---- Record set

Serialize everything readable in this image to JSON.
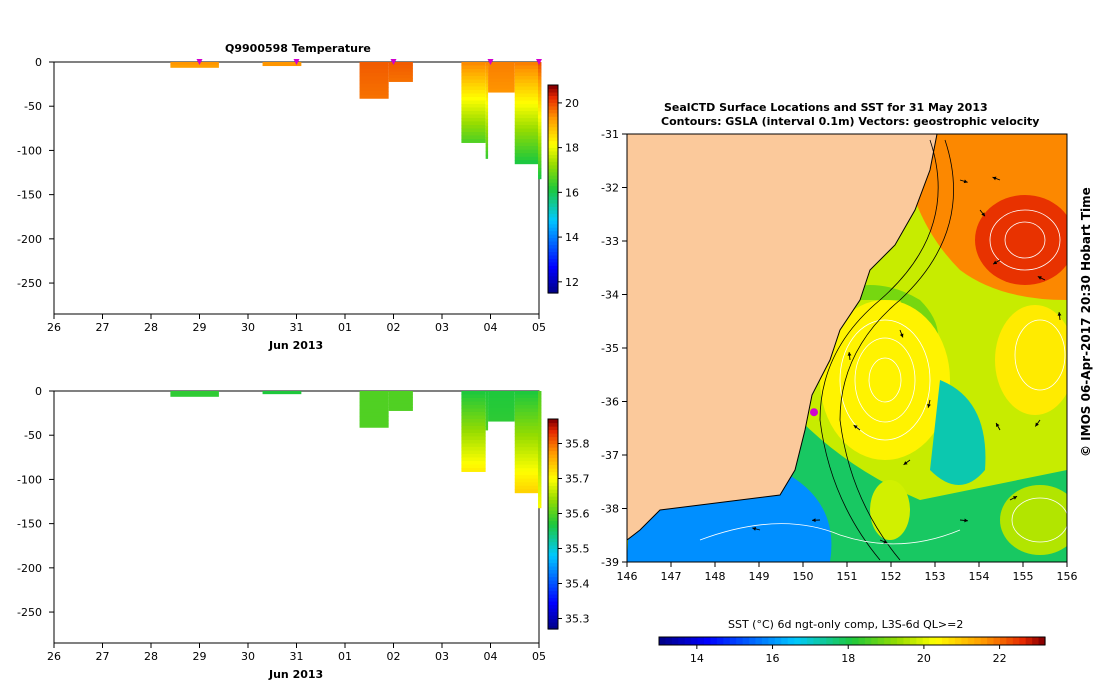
{
  "colors": {
    "land": "#fbc99b",
    "ocean_base": "#e8a020"
  },
  "chart_data": [
    {
      "id": "temperature_section",
      "type": "heatmap",
      "title": "Q9900598  Temperature",
      "xlabel": "Jun 2013",
      "x_tick_labels": [
        "26",
        "27",
        "28",
        "29",
        "30",
        "31",
        "01",
        "02",
        "03",
        "04",
        "05"
      ],
      "x_range_days": [
        0,
        10
      ],
      "y_ticks": [
        0,
        -50,
        -100,
        -150,
        -200,
        -250
      ],
      "ylim": [
        -285,
        0
      ],
      "colorbar": {
        "min": 11.5,
        "max": 20.8,
        "ticks": [
          12,
          14,
          16,
          18,
          20
        ],
        "palette": "jet"
      },
      "profile_markers_day": [
        3,
        5,
        7,
        9,
        10
      ],
      "profiles": [
        {
          "x0": 2.4,
          "x1": 3.4,
          "depth": 6,
          "top": 19.4,
          "bottom": 19.2
        },
        {
          "x0": 4.3,
          "x1": 5.1,
          "depth": 4,
          "top": 19.4,
          "bottom": 19.3
        },
        {
          "x0": 6.3,
          "x1": 6.9,
          "depth": 41,
          "top": 19.9,
          "bottom": 19.7
        },
        {
          "x0": 6.9,
          "x1": 7.4,
          "depth": 22,
          "top": 19.9,
          "bottom": 19.7
        },
        {
          "x0": 8.4,
          "x1": 8.9,
          "depth": 91,
          "top": 19.5,
          "bottom": 16.5
        },
        {
          "x0": 8.9,
          "x1": 8.95,
          "depth": 109,
          "top": 19.5,
          "bottom": 16.3
        },
        {
          "x0": 8.95,
          "x1": 9.5,
          "depth": 34,
          "top": 19.6,
          "bottom": 19.4
        },
        {
          "x0": 9.5,
          "x1": 10.0,
          "depth": 115,
          "top": 19.6,
          "bottom": 16.0
        },
        {
          "x0": 9.98,
          "x1": 10.05,
          "depth": 132,
          "top": 20.0,
          "bottom": 16.0
        }
      ]
    },
    {
      "id": "salinity_section",
      "type": "heatmap",
      "title": "",
      "xlabel": "Jun 2013",
      "x_tick_labels": [
        "26",
        "27",
        "28",
        "29",
        "30",
        "31",
        "01",
        "02",
        "03",
        "04",
        "05"
      ],
      "x_range_days": [
        0,
        10
      ],
      "y_ticks": [
        0,
        -50,
        -100,
        -150,
        -200,
        -250
      ],
      "ylim": [
        -285,
        0
      ],
      "colorbar": {
        "min": 35.27,
        "max": 35.87,
        "ticks": [
          35.3,
          35.4,
          35.5,
          35.6,
          35.7,
          35.8
        ],
        "palette": "jet"
      },
      "profiles": [
        {
          "x0": 2.4,
          "x1": 3.4,
          "depth": 6,
          "top": 35.58,
          "bottom": 35.58
        },
        {
          "x0": 4.3,
          "x1": 5.1,
          "depth": 3,
          "top": 35.57,
          "bottom": 35.57
        },
        {
          "x0": 6.3,
          "x1": 6.9,
          "depth": 41,
          "top": 35.6,
          "bottom": 35.6
        },
        {
          "x0": 6.9,
          "x1": 7.4,
          "depth": 22,
          "top": 35.6,
          "bottom": 35.6
        },
        {
          "x0": 8.4,
          "x1": 8.9,
          "depth": 91,
          "top": 35.57,
          "bottom": 35.72
        },
        {
          "x0": 8.9,
          "x1": 8.95,
          "depth": 44,
          "top": 35.57,
          "bottom": 35.6
        },
        {
          "x0": 8.95,
          "x1": 9.5,
          "depth": 34,
          "top": 35.57,
          "bottom": 35.58
        },
        {
          "x0": 9.5,
          "x1": 10.0,
          "depth": 115,
          "top": 35.57,
          "bottom": 35.74
        },
        {
          "x0": 9.98,
          "x1": 10.05,
          "depth": 132,
          "top": 35.6,
          "bottom": 35.7
        }
      ]
    },
    {
      "id": "sst_map",
      "type": "heatmap",
      "title_line1": "SealCTD Surface Locations and SST for 31 May 2013",
      "title_line2": "Contours: GSLA (interval 0.1m) Vectors: geostrophic velocity",
      "x_ticks": [
        146,
        147,
        148,
        149,
        150,
        151,
        152,
        153,
        154,
        155,
        156
      ],
      "y_ticks": [
        -31,
        -32,
        -33,
        -34,
        -35,
        -36,
        -37,
        -38,
        -39
      ],
      "xlim": [
        146,
        156
      ],
      "ylim": [
        -39,
        -31
      ],
      "side_label": "© IMOS 06-Apr-2017 20:30 Hobart Time",
      "colorbar": {
        "label": "SST (°C) 6d ngt-only comp, L3S-6d QL>=2",
        "min": 13,
        "max": 23.2,
        "ticks": [
          14,
          16,
          18,
          20,
          22
        ],
        "palette": "jet"
      },
      "location_marker": {
        "lon": 150.25,
        "lat": -36.2
      }
    }
  ]
}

--------

» Task objective
Each record above is to be restated exactly, with its pictures removed from the copy.

» Output below
Serialize everything readable in this image to JSON.
{
  "colors": {
    "land": "#fbc99b",
    "ocean_base": "#e8a020"
  },
  "chart_data": [
    {
      "id": "temperature_section",
      "type": "heatmap",
      "title": "Q9900598  Temperature",
      "xlabel": "Jun 2013",
      "x_tick_labels": [
        "26",
        "27",
        "28",
        "29",
        "30",
        "31",
        "01",
        "02",
        "03",
        "04",
        "05"
      ],
      "x_range_days": [
        0,
        10
      ],
      "y_ticks": [
        0,
        -50,
        -100,
        -150,
        -200,
        -250
      ],
      "ylim": [
        -285,
        0
      ],
      "colorbar": {
        "min": 11.5,
        "max": 20.8,
        "ticks": [
          12,
          14,
          16,
          18,
          20
        ],
        "palette": "jet"
      },
      "profile_markers_day": [
        3,
        5,
        7,
        9,
        10
      ],
      "profiles": [
        {
          "x0": 2.4,
          "x1": 3.4,
          "depth": 6,
          "top": 19.4,
          "bottom": 19.2
        },
        {
          "x0": 4.3,
          "x1": 5.1,
          "depth": 4,
          "top": 19.4,
          "bottom": 19.3
        },
        {
          "x0": 6.3,
          "x1": 6.9,
          "depth": 41,
          "top": 19.9,
          "bottom": 19.7
        },
        {
          "x0": 6.9,
          "x1": 7.4,
          "depth": 22,
          "top": 19.9,
          "bottom": 19.7
        },
        {
          "x0": 8.4,
          "x1": 8.9,
          "depth": 91,
          "top": 19.5,
          "bottom": 16.5
        },
        {
          "x0": 8.9,
          "x1": 8.95,
          "depth": 109,
          "top": 19.5,
          "bottom": 16.3
        },
        {
          "x0": 8.95,
          "x1": 9.5,
          "depth": 34,
          "top": 19.6,
          "bottom": 19.4
        },
        {
          "x0": 9.5,
          "x1": 10.0,
          "depth": 115,
          "top": 19.6,
          "bottom": 16.0
        },
        {
          "x0": 9.98,
          "x1": 10.05,
          "depth": 132,
          "top": 20.0,
          "bottom": 16.0
        }
      ]
    },
    {
      "id": "salinity_section",
      "type": "heatmap",
      "title": "",
      "xlabel": "Jun 2013",
      "x_tick_labels": [
        "26",
        "27",
        "28",
        "29",
        "30",
        "31",
        "01",
        "02",
        "03",
        "04",
        "05"
      ],
      "x_range_days": [
        0,
        10
      ],
      "y_ticks": [
        0,
        -50,
        -100,
        -150,
        -200,
        -250
      ],
      "ylim": [
        -285,
        0
      ],
      "colorbar": {
        "min": 35.27,
        "max": 35.87,
        "ticks": [
          35.3,
          35.4,
          35.5,
          35.6,
          35.7,
          35.8
        ],
        "palette": "jet"
      },
      "profiles": [
        {
          "x0": 2.4,
          "x1": 3.4,
          "depth": 6,
          "top": 35.58,
          "bottom": 35.58
        },
        {
          "x0": 4.3,
          "x1": 5.1,
          "depth": 3,
          "top": 35.57,
          "bottom": 35.57
        },
        {
          "x0": 6.3,
          "x1": 6.9,
          "depth": 41,
          "top": 35.6,
          "bottom": 35.6
        },
        {
          "x0": 6.9,
          "x1": 7.4,
          "depth": 22,
          "top": 35.6,
          "bottom": 35.6
        },
        {
          "x0": 8.4,
          "x1": 8.9,
          "depth": 91,
          "top": 35.57,
          "bottom": 35.72
        },
        {
          "x0": 8.9,
          "x1": 8.95,
          "depth": 44,
          "top": 35.57,
          "bottom": 35.6
        },
        {
          "x0": 8.95,
          "x1": 9.5,
          "depth": 34,
          "top": 35.57,
          "bottom": 35.58
        },
        {
          "x0": 9.5,
          "x1": 10.0,
          "depth": 115,
          "top": 35.57,
          "bottom": 35.74
        },
        {
          "x0": 9.98,
          "x1": 10.05,
          "depth": 132,
          "top": 35.6,
          "bottom": 35.7
        }
      ]
    },
    {
      "id": "sst_map",
      "type": "heatmap",
      "title_line1": "SealCTD Surface Locations and SST for 31 May 2013",
      "title_line2": "Contours: GSLA (interval 0.1m) Vectors: geostrophic velocity",
      "x_ticks": [
        146,
        147,
        148,
        149,
        150,
        151,
        152,
        153,
        154,
        155,
        156
      ],
      "y_ticks": [
        -31,
        -32,
        -33,
        -34,
        -35,
        -36,
        -37,
        -38,
        -39
      ],
      "xlim": [
        146,
        156
      ],
      "ylim": [
        -39,
        -31
      ],
      "side_label": "© IMOS 06-Apr-2017 20:30 Hobart Time",
      "colorbar": {
        "label": "SST (°C) 6d ngt-only comp, L3S-6d QL>=2",
        "min": 13,
        "max": 23.2,
        "ticks": [
          14,
          16,
          18,
          20,
          22
        ],
        "palette": "jet"
      },
      "location_marker": {
        "lon": 150.25,
        "lat": -36.2
      }
    }
  ]
}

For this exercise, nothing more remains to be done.